Zu verwendende Datensätze:
****************************************

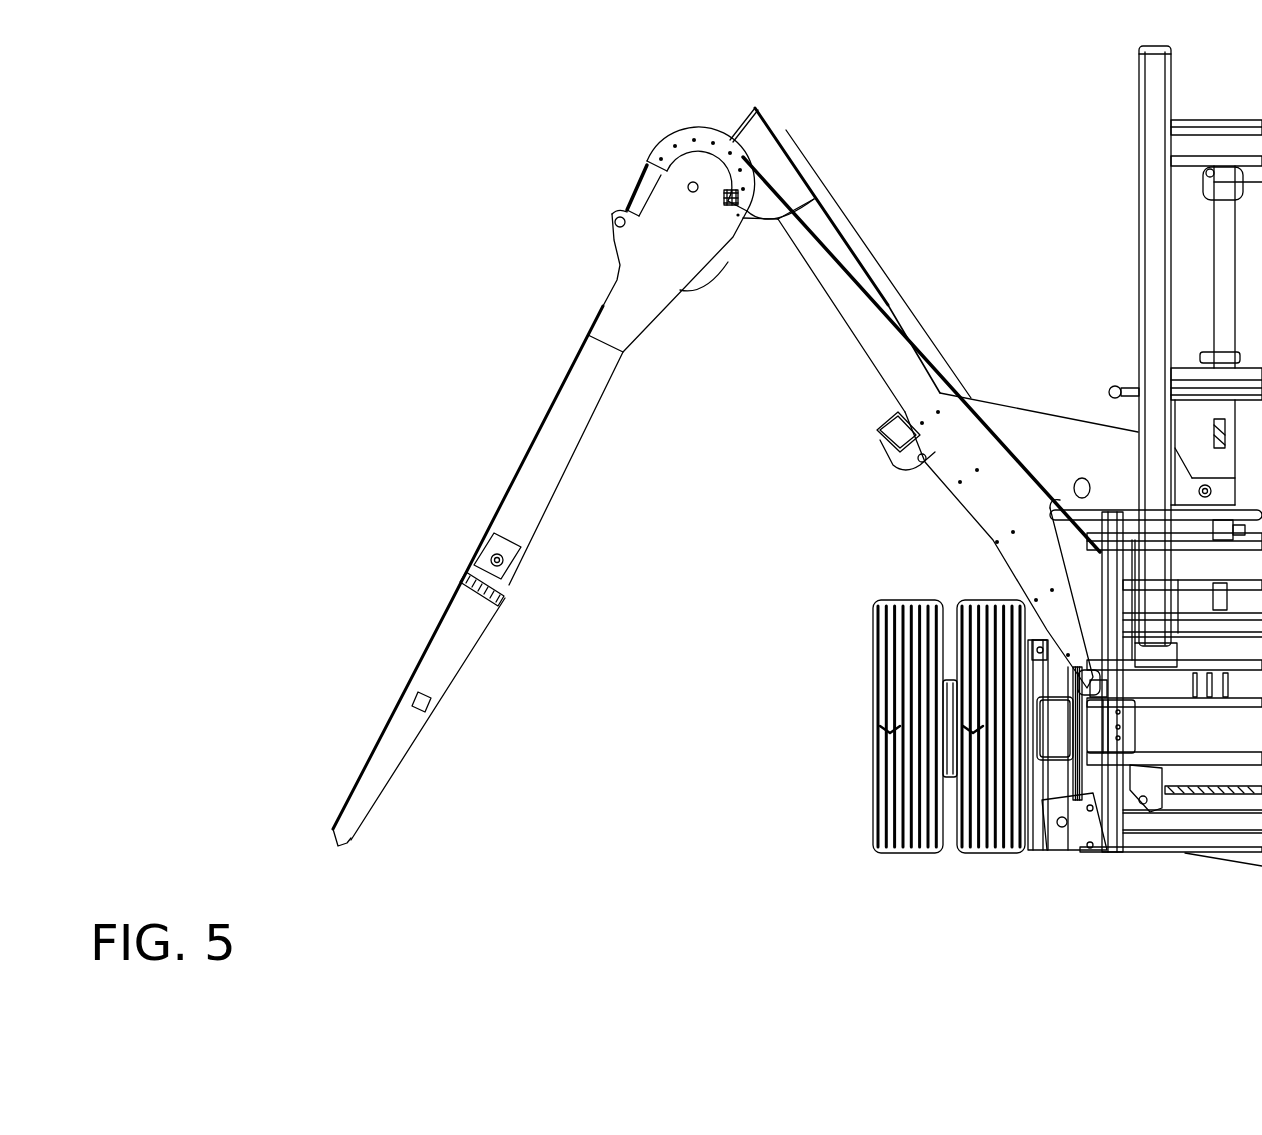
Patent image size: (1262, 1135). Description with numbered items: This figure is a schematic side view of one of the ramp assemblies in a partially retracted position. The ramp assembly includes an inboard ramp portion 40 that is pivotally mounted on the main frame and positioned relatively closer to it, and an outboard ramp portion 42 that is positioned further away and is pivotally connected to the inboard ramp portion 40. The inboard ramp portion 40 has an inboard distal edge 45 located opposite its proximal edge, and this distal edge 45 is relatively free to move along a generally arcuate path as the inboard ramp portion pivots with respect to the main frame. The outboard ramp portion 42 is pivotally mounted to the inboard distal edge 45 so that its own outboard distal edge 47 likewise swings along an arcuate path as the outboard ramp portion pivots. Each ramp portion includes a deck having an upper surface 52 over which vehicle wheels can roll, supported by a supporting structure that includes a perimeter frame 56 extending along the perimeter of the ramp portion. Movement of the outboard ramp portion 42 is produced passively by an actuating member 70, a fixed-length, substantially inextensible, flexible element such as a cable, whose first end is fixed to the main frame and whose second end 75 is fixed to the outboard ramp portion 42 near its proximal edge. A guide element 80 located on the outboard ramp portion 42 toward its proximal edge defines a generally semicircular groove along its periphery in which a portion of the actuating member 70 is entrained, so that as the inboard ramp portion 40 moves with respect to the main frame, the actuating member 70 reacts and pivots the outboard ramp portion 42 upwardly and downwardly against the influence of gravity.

The inboard ramp portion 40 is at (918, 492).
The outboard ramp portion 42 is at (552, 540).
The inboard distal edge 45 is at (757, 107).
The outboard distal edge 47 is at (331, 828).
The upper surface 52 is at (548, 412).
The perimeter frame 56 is at (553, 448).
The actuating member 70 is at (638, 180).
The second end 75 is at (613, 222).
The guide element 80 is at (683, 140).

****************************************

Zu erledigende Aufgabe: Tippen Sie die Zeilen sämtlicher obiger Datensätze unverändert ab und lassen Sie dabei die Bilder weg.

Antwort zur Aufgabe:
Patent image size: (1262, 1135). Description with numbered items: This figure is a schematic side view of one of the ramp assemblies in a partially retracted position. The ramp assembly includes an inboard ramp portion 40 that is pivotally mounted on the main frame and positioned relatively closer to it, and an outboard ramp portion 42 that is positioned further away and is pivotally connected to the inboard ramp portion 40. The inboard ramp portion 40 has an inboard distal edge 45 located opposite its proximal edge, and this distal edge 45 is relatively free to move along a generally arcuate path as the inboard ramp portion pivots with respect to the main frame. The outboard ramp portion 42 is pivotally mounted to the inboard distal edge 45 so that its own outboard distal edge 47 likewise swings along an arcuate path as the outboard ramp portion pivots. Each ramp portion includes a deck having an upper surface 52 over which vehicle wheels can roll, supported by a supporting structure that includes a perimeter frame 56 extending along the perimeter of the ramp portion. Movement of the outboard ramp portion 42 is produced passively by an actuating member 70, a fixed-length, substantially inextensible, flexible element such as a cable, whose first end is fixed to the main frame and whose second end 75 is fixed to the outboard ramp portion 42 near its proximal edge. A guide element 80 located on the outboard ramp portion 42 toward its proximal edge defines a generally semicircular groove along its periphery in which a portion of the actuating member 70 is entrained, so that as the inboard ramp portion 40 moves with respect to the main frame, the actuating member 70 reacts and pivots the outboard ramp portion 42 upwardly and downwardly against the influence of gravity.

The inboard ramp portion 40 is at (918, 492).
The outboard ramp portion 42 is at (552, 540).
The inboard distal edge 45 is at (757, 107).
The outboard distal edge 47 is at (331, 828).
The upper surface 52 is at (548, 412).
The perimeter frame 56 is at (553, 448).
The actuating member 70 is at (638, 180).
The second end 75 is at (613, 222).
The guide element 80 is at (683, 140).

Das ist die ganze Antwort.